--- WRITTEN TASK ---
Pick out each line in these entries that contains the string "podrške".

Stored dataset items
:::
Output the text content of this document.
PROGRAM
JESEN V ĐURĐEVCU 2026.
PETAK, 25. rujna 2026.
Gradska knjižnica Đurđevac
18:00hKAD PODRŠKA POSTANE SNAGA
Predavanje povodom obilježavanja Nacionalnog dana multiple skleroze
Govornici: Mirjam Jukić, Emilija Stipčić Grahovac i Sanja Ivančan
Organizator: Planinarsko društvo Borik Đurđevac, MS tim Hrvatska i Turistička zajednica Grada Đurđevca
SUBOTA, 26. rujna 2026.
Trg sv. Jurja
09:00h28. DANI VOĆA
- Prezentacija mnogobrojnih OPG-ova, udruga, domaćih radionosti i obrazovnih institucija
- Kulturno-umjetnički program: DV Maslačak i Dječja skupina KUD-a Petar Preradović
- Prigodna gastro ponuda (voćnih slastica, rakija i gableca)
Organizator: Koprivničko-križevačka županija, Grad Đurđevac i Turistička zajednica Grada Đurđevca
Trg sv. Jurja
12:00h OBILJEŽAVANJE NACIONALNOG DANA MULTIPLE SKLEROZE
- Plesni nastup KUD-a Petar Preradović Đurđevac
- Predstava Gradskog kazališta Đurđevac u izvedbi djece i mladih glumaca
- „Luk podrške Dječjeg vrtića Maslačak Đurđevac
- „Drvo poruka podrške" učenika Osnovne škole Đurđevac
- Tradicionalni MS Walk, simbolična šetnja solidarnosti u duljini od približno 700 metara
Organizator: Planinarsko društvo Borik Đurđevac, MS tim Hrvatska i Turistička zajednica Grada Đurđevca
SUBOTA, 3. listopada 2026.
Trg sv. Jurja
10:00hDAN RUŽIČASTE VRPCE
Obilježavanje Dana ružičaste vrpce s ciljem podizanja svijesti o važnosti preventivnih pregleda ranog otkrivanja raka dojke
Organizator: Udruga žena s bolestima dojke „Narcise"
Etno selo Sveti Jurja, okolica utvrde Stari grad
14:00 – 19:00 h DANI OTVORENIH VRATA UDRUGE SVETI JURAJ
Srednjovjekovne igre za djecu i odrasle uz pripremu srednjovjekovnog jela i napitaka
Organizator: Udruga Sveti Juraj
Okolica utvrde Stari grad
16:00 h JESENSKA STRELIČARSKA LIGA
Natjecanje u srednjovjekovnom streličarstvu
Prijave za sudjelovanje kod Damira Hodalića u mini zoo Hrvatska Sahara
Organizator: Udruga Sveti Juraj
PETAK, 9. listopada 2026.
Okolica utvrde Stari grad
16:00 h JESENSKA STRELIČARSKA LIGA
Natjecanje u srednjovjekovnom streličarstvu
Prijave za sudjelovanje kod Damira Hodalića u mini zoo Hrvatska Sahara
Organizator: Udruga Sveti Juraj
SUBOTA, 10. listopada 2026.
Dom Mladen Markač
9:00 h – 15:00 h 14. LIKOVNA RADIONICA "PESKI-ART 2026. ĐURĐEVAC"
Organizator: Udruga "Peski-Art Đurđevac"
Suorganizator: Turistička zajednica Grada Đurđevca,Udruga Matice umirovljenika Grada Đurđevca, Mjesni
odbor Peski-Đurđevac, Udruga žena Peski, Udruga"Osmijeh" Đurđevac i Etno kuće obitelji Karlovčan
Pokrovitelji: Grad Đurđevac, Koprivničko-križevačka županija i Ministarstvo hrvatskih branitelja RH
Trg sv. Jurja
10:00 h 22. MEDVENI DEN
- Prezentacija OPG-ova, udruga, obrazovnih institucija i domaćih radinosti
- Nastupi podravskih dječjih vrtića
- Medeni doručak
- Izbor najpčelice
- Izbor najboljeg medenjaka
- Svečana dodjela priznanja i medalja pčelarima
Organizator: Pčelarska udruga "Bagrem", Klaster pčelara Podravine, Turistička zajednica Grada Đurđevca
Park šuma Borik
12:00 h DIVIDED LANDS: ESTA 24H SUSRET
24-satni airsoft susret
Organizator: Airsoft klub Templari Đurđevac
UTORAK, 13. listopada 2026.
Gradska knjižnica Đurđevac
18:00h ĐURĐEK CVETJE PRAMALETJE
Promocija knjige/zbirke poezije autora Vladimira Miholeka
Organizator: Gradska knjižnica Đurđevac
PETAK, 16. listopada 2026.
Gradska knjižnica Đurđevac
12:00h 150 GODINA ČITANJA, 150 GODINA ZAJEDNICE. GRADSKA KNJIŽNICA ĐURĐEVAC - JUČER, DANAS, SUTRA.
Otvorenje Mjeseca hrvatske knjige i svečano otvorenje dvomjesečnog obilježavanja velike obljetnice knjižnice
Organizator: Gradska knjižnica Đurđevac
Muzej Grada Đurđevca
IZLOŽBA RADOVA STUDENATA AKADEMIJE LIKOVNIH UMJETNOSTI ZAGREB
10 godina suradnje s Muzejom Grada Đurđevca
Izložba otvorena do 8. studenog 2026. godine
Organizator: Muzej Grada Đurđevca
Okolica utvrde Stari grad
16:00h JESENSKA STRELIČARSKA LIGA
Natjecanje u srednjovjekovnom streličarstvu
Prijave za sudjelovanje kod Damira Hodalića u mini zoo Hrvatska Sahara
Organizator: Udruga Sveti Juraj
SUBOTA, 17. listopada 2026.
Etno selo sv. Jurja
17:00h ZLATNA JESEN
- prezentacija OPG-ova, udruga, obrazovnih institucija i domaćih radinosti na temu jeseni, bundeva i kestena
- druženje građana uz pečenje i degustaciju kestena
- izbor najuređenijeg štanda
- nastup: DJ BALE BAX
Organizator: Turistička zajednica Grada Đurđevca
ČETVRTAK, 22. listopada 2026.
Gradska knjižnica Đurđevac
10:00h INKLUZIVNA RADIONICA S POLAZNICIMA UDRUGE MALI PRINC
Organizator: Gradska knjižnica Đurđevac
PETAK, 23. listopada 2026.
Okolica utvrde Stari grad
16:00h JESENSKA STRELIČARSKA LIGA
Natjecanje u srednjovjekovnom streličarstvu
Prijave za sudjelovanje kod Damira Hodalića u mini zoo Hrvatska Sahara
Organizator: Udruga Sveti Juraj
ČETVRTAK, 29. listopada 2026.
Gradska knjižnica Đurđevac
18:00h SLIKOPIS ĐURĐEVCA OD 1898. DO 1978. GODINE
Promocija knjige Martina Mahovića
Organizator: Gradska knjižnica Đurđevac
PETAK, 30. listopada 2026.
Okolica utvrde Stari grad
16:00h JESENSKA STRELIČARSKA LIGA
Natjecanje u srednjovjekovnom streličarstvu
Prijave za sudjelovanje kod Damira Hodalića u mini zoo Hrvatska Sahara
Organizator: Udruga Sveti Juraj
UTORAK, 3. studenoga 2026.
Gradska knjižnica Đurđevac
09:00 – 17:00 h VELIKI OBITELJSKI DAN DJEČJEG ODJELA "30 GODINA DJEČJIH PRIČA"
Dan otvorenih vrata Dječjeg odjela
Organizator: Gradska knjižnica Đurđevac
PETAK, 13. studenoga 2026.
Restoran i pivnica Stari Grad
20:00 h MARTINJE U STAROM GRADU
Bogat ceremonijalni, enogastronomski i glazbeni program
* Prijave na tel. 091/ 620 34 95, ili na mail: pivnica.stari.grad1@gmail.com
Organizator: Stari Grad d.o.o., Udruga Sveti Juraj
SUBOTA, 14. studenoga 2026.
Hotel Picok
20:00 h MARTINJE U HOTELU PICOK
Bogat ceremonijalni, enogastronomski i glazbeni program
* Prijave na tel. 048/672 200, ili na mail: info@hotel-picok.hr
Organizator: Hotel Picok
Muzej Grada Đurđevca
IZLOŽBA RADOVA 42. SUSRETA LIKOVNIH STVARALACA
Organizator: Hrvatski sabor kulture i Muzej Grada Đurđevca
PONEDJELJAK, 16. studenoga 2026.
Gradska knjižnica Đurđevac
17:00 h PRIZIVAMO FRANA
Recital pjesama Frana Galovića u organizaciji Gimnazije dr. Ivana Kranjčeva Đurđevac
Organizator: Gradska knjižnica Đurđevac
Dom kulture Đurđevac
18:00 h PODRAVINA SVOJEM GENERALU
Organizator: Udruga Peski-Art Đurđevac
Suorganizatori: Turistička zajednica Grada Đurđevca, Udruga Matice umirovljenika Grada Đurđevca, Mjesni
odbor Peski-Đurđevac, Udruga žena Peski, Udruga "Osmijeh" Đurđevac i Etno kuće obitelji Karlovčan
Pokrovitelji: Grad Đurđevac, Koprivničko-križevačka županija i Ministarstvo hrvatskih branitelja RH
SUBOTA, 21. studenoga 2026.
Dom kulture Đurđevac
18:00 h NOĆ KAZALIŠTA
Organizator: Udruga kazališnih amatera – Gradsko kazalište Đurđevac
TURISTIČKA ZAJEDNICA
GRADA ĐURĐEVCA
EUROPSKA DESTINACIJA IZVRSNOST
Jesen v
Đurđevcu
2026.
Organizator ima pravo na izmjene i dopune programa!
:::
--- ANSWER TO THE TASK ---
- „Luk podrške Dječjeg vrtića Maslačak Đurđevac
- „Drvo poruka podrške" učenika Osnovne škole Đurđevac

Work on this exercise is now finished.